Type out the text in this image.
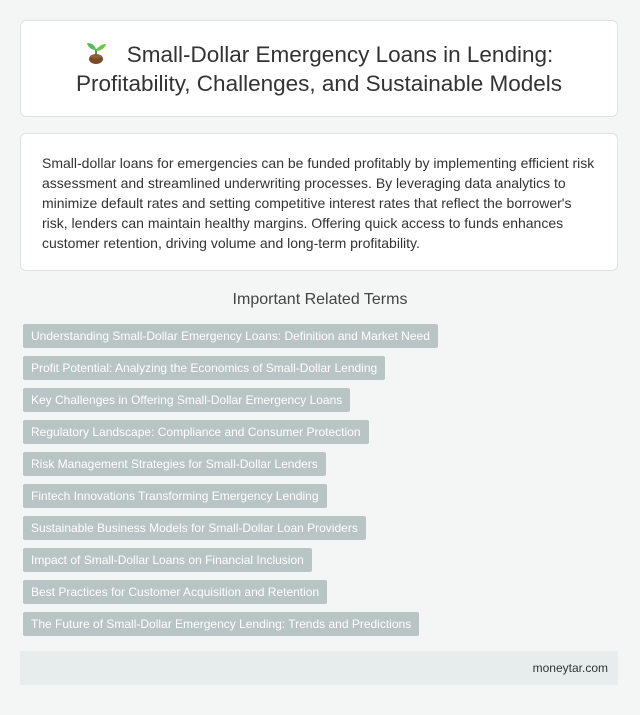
Small-Dollar Emergency Loans in Lending: Profitability, Challenges, and Sustainable Models

Small-dollar loans for emergencies can be funded profitably by implementing efficient risk assessment and streamlined underwriting processes. By leveraging data analytics to minimize default rates and setting competitive interest rates that reflect the borrower's risk, lenders can maintain healthy margins. Offering quick access to funds enhances customer retention, driving volume and long-term profitability.

Important Related Terms
Understanding Small-Dollar Emergency Loans: Definition and Market Need
Profit Potential: Analyzing the Economics of Small-Dollar Lending
Key Challenges in Offering Small-Dollar Emergency Loans
Regulatory Landscape: Compliance and Consumer Protection
Risk Management Strategies for Small-Dollar Lenders
Fintech Innovations Transforming Emergency Lending
Sustainable Business Models for Small-Dollar Loan Providers
Impact of Small-Dollar Loans on Financial Inclusion
Best Practices for Customer Acquisition and Retention
The Future of Small-Dollar Emergency Lending: Trends and Predictions
moneytar.com
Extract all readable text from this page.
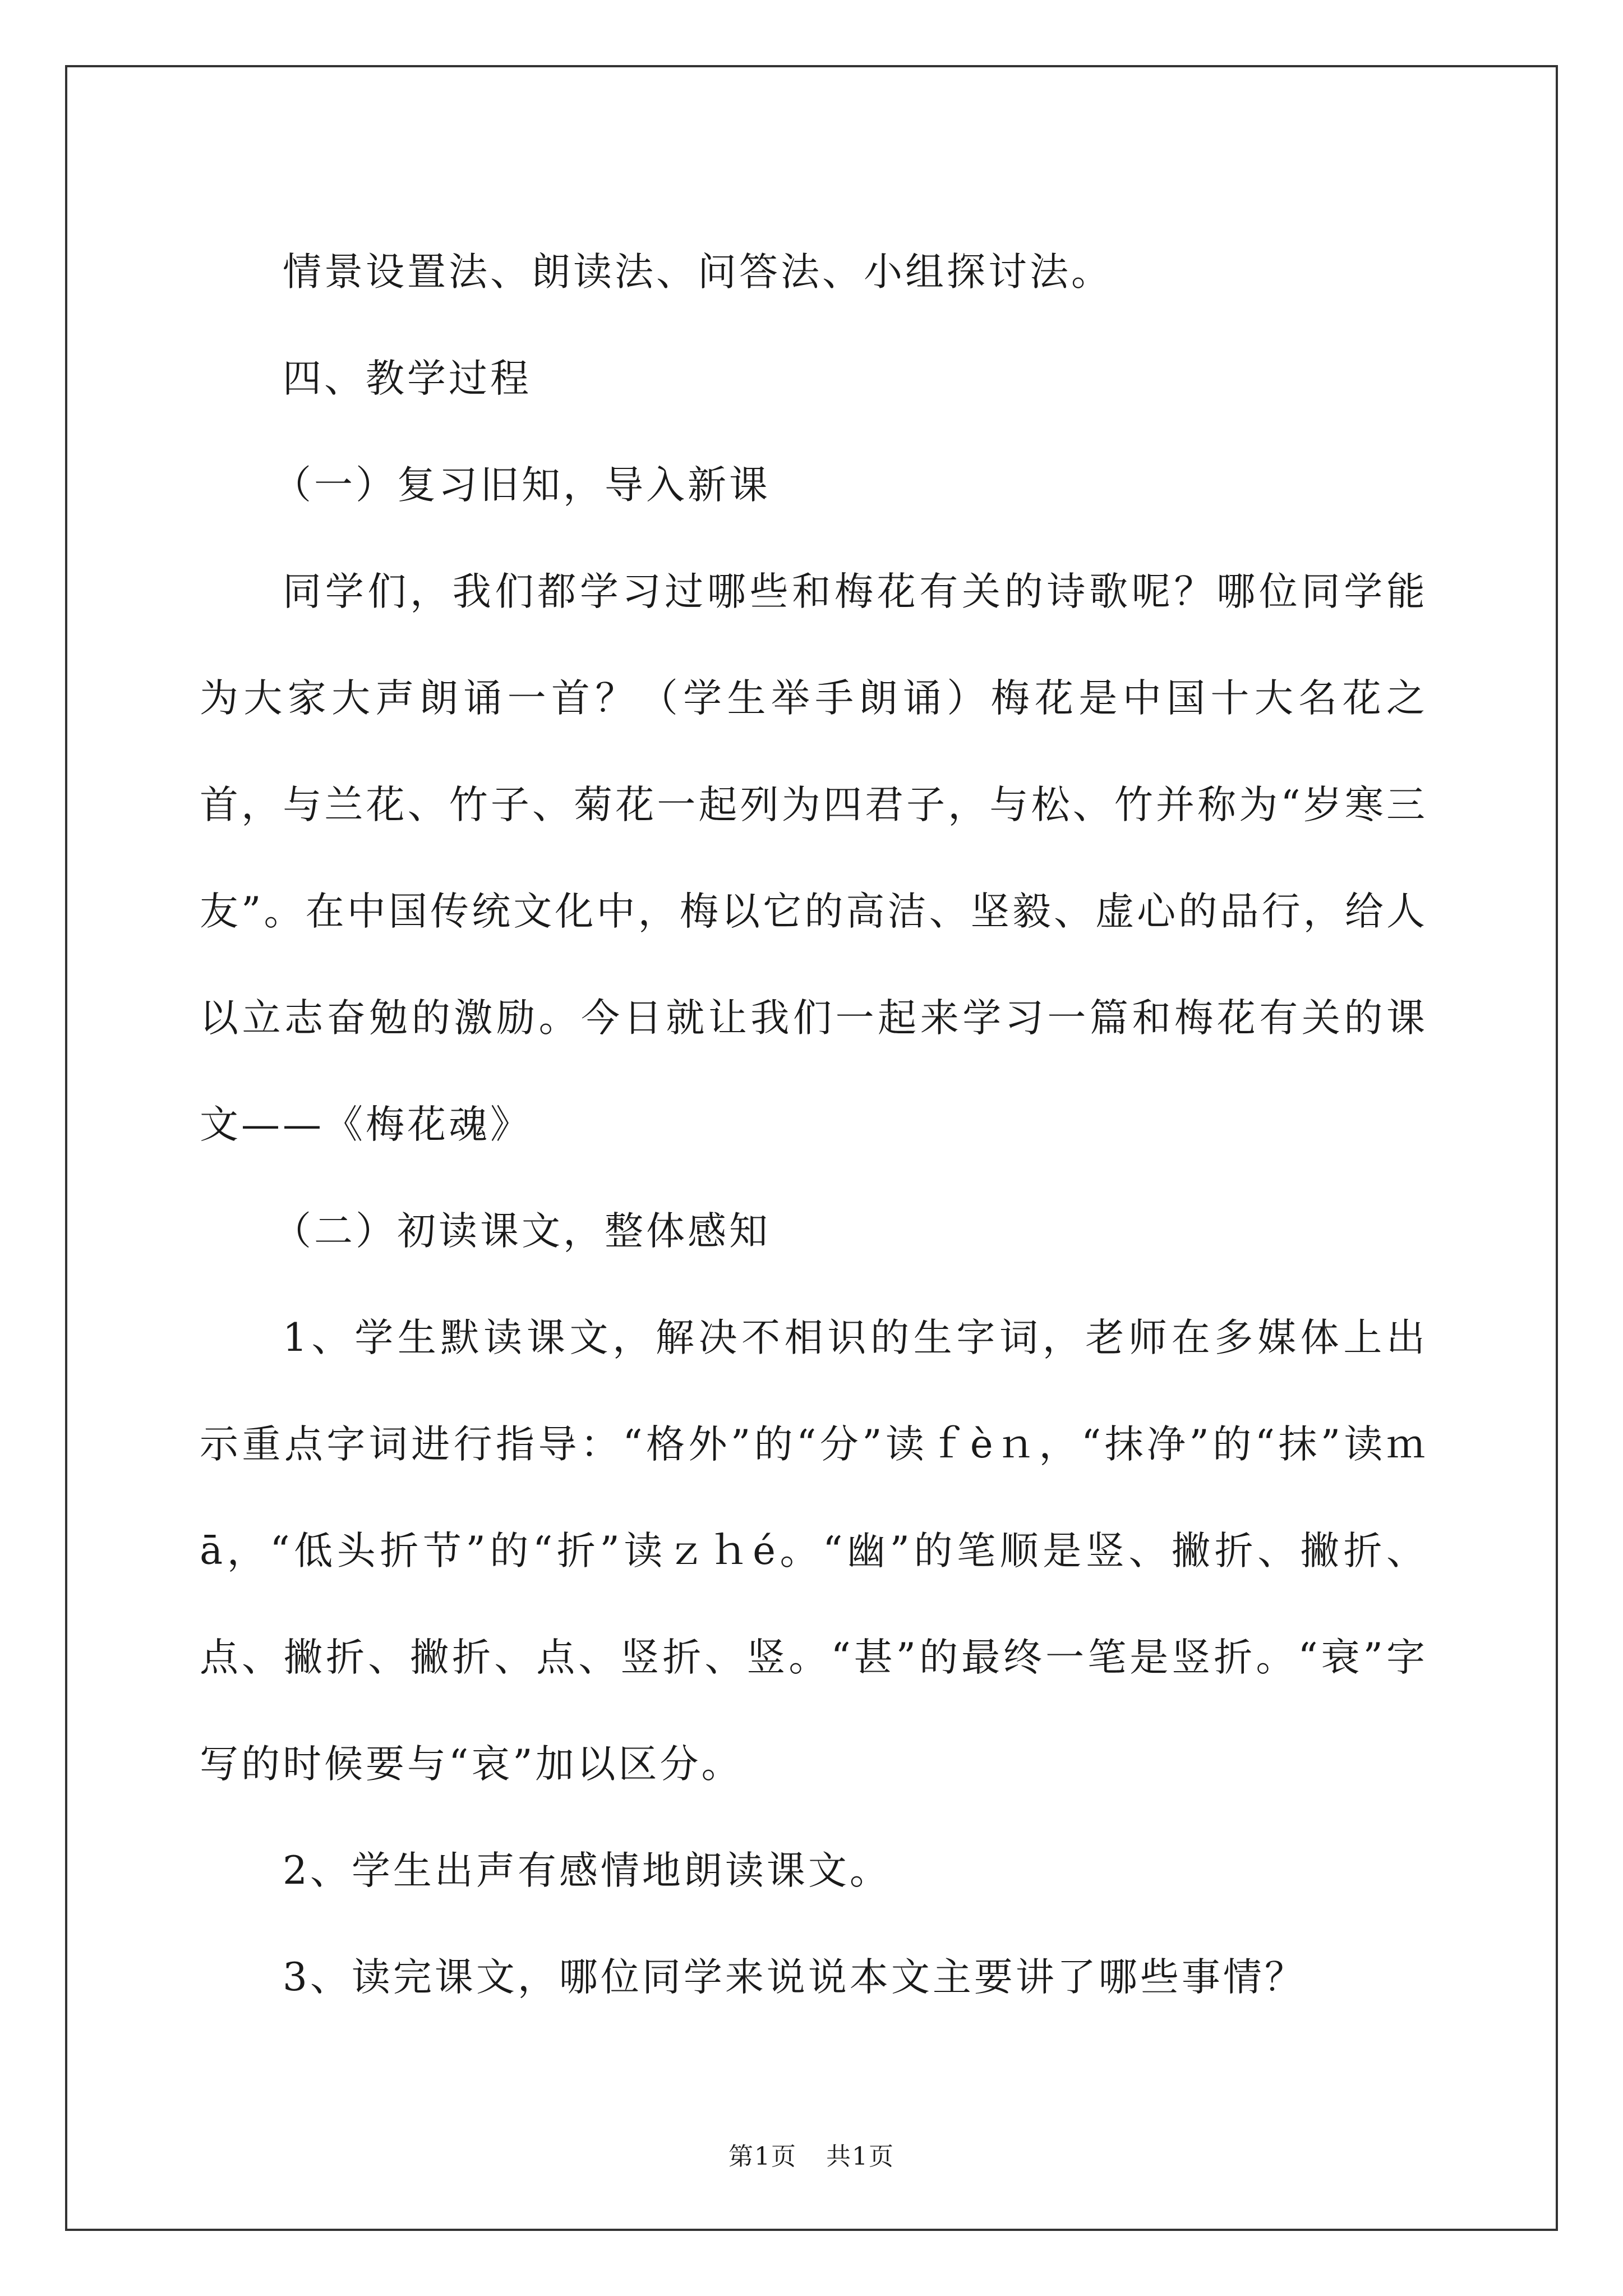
情景设置法、朗读法、问答法、小组探讨法。

四、教学过程

（一）复习旧知，导入新课

同学们，我们都学习过哪些和梅花有关的诗歌呢？哪位同学能为大家大声朗诵一首？（学生举手朗诵）梅花是中国十大名花之首，与兰花、竹子、菊花一起列为四君子，与松、竹并称为“岁寒三友”。在中国传统文化中，梅以它的高洁、坚毅、虚心的品行，给人以立志奋勉的激励。今日就让我们一起来学习一篇和梅花有关的课文——《梅花魂》

（二）初读课文，整体感知

1、学生默读课文，解决不相识的生字词，老师在多媒体上出示重点字词进行指导：“格外”的“分”读ｆèｎ，“抹净”的“抹”读ｍā，“低头折节”的“折”读ｚｈé。“幽”的笔顺是竖、撇折、撇折、点、撇折、撇折、点、竖折、竖。“甚”的最终一笔是竖折。“衰”字写的时候要与“哀”加以区分。

2、学生出声有感情地朗读课文。

3、读完课文，哪位同学来说说本文主要讲了哪些事情？

第1页 共1页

*What you are asked to do*: Search the data above for the string "Models" and copy each line that has it.

*Problem solution*:
Small-Dollar Emergency Loans in Lending: Profitability, Challenges, and Sustainable Models
Sustainable Business Models for Small-Dollar Loan Providers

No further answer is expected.